In [1]:
import os
import torch
import torch.utils.data as data
from torchvision import datasets
import torchvision.transforms as transforms
from torch import nn
import torch.nn.functional as F
from torch.utils.data import DataLoader

import lightning.pytorch as pl
from lightning.pytorch.callbacks.early_stopping import EarlyStopping


In [2]:
# Load data sets
transform = transforms.ToTensor()

DATASETS_PATH = os.path.join("..", "..", "datasets")
print('DATASETS_PATH: ', DATASETS_PATH)

train_set = datasets.MNIST(root=DATASETS_PATH, download=True, train=True, transform=transform)
test_set = datasets.MNIST(root=DATASETS_PATH, download=True, train=False, transform=transform)

# use 20% of training data for validation
train_set_size = int(len(train_set) * 0.8)
valid_set_size = len(train_set) - train_set_size

# split the train set into two
seed = torch.Generator().manual_seed(42)
train_set, valid_set = data.random_split(train_set, [train_set_size, valid_set_size], generator=seed)


DATASETS_PATH:  ..\..\datasets


In [3]:
class Encoder(nn.Module):
    def __init__(self):
        super().__init__()
        self.l1 = nn.Sequential(nn.Linear(28 * 28, 64), nn.ReLU(), nn.Linear(64, 3))

    def forward(self, x):
        return self.l1(x)

class Decoder(nn.Module):
    def __init__(self):
        super().__init__()
        self.l1 = nn.Sequential(nn.Linear(3, 64), nn.ReLU(), nn.Linear(64, 28 * 28))

    def forward(self, x):
        return self.l1(x)

In [4]:
class LitAutoEncoder(pl.LightningModule):
    def __init__(self, encoder, decoder):
        super().__init__()
        self.encoder = encoder
        self.decoder = decoder
        self.save_hyperparameters()

    def training_step(self, batch, batch_idx):
        # training_step defines the train loop.

::::

TASK LIST
1. In the MNIST autoencoder notebook, what value is passed to `manual_seed` when the training set is split?
2. Explain why the MNIST autoencoder notebook sets `train_set_size` to 80% of the training set's length.
3. Extend the MNIST autoencoder notebook, picking up right after its last line.
These items have nothing to do with the MNIST autoencoder notebook.

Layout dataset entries

::::

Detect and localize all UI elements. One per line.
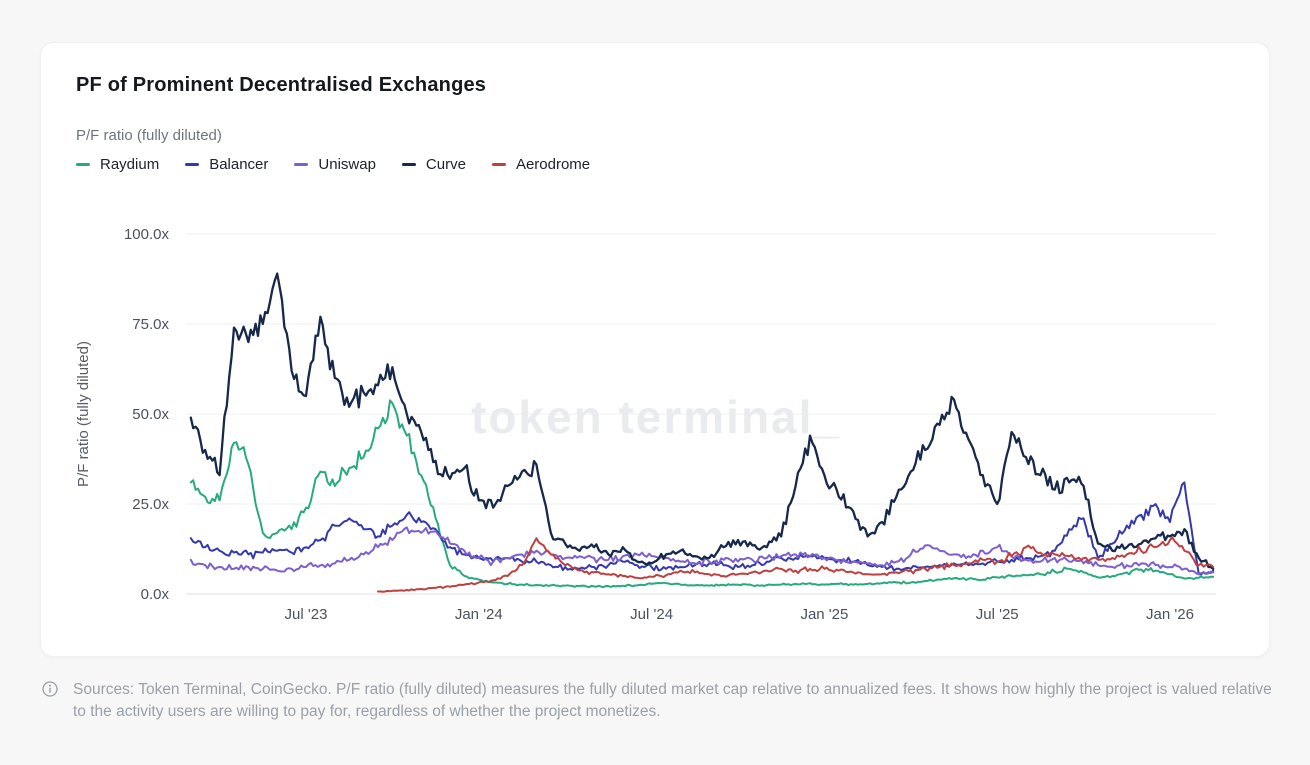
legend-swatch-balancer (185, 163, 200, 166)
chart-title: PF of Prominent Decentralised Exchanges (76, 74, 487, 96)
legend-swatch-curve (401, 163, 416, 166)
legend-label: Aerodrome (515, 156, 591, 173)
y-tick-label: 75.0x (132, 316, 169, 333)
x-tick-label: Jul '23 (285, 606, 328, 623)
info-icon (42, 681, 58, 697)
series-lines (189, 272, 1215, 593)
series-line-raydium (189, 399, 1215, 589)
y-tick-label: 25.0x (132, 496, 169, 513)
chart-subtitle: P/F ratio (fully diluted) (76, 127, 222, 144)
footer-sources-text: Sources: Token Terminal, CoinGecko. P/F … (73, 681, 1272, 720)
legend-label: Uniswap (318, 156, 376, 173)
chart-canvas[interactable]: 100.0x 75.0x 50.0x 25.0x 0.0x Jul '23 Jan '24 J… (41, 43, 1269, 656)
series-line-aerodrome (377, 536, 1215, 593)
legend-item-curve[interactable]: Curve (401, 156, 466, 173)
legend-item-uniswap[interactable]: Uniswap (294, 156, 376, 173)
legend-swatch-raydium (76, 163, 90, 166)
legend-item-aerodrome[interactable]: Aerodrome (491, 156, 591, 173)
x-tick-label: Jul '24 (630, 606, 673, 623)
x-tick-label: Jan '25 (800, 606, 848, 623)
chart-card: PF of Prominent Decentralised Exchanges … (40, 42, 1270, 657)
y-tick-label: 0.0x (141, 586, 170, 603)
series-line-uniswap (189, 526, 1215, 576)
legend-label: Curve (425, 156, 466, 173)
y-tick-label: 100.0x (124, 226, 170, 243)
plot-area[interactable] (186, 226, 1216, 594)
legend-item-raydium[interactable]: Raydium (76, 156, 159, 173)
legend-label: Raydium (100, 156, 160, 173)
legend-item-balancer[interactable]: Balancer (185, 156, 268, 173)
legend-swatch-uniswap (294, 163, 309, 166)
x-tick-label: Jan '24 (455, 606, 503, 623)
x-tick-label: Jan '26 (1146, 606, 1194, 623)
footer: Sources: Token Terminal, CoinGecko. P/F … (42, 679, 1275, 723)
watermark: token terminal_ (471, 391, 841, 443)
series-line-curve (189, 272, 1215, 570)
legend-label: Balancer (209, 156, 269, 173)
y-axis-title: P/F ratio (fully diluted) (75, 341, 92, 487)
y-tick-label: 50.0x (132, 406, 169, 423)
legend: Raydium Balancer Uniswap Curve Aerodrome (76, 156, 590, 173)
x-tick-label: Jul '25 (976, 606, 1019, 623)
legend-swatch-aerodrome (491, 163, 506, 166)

::::

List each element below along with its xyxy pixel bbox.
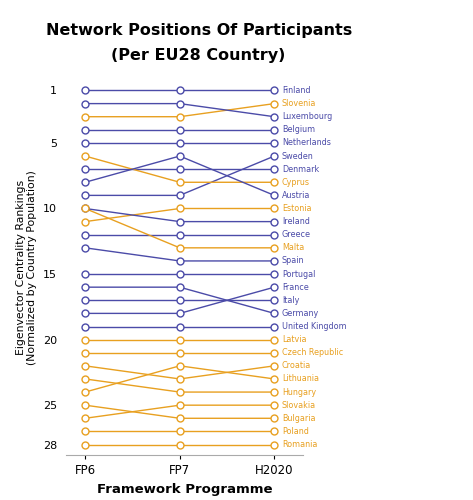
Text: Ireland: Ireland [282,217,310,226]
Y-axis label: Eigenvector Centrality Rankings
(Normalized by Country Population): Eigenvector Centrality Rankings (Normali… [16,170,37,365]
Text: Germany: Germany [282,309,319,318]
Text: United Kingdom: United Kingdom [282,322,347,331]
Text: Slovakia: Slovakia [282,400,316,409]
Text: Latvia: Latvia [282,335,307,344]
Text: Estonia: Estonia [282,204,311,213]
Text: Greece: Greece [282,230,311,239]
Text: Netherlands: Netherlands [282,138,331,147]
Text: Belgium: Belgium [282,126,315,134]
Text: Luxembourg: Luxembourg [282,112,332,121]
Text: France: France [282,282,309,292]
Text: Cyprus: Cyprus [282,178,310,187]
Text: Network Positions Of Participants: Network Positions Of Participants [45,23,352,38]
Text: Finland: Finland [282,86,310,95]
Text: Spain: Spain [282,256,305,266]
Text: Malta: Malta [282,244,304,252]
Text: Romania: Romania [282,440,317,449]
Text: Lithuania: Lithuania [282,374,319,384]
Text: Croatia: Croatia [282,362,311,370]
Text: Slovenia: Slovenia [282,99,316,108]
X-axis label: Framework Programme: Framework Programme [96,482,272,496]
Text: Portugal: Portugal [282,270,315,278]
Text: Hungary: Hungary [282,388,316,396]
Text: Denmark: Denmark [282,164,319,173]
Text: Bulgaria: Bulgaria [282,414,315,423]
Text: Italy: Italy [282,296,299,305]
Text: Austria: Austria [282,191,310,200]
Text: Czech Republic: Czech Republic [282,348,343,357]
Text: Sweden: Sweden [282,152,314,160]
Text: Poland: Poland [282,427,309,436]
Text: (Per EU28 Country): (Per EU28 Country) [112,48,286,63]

::::

ANSWERS TO THE EXERCISE
1. 42

2. The comment says 20% of the training data is to be used for validation. Keeping 80% for training leaves the other 20% as `valid_set_size`, and `random_split` then divides the original training set into those two parts.

3.
        x, y = batch
        x = x.view(x.size(0), -1)
        z = self.encoder(x)
        x_hat = self.decoder(z)
        loss = F.mse_loss(x_hat, x)
        return loss
    
    def test_step(self, batch, batch_idx):
        # this is the test loop
        x, y = batch
        x = x.view(x.size(0), -1)
        z = self.encoder(x)
        x_hat = self.decoder(z)
        test_loss = F.mse_loss(x_hat, x)
        self.log("test_loss", test_loss)
    
    def validation_step(self, batch, batch_idx):
        # this is the validation loop
        x, y = batch
        x = x.view(x.size(0), -1)
        z = self.encoder(x)
        x_hat = self.decoder(z)
        val_loss = F.mse_loss(x_hat, x)
        self.log("val_loss", val_loss)
        return {"val_loss": val_loss}

    def configure_optimizers(self):
        optimizer = torch.optim.Adam(self.parameters(), lr=1e-3)
        return optimizer
    
    def forward(self, x):
#         x = torch.Tensor(x)
#         x = [torch.Tensor(x_) for x_ in x]
        
        x = x.view(x.size(0), -1)
        z = self.encoder(x)
        x_hat = self.decoder(z)
        return x_hat
    
    def predict_step(self, batch, batch_idx, dataloader_idx=0):
        for b in batch:
            return self(b)

In [5]:
# model
autoencoder = LitAutoEncoder(Encoder(), Decoder())

# initialize the Trainer
trainer = pl.Trainer(limit_train_batches=100, limit_test_batches=10, limit_val_batches=10,
                     max_epochs=1, profiler="simple")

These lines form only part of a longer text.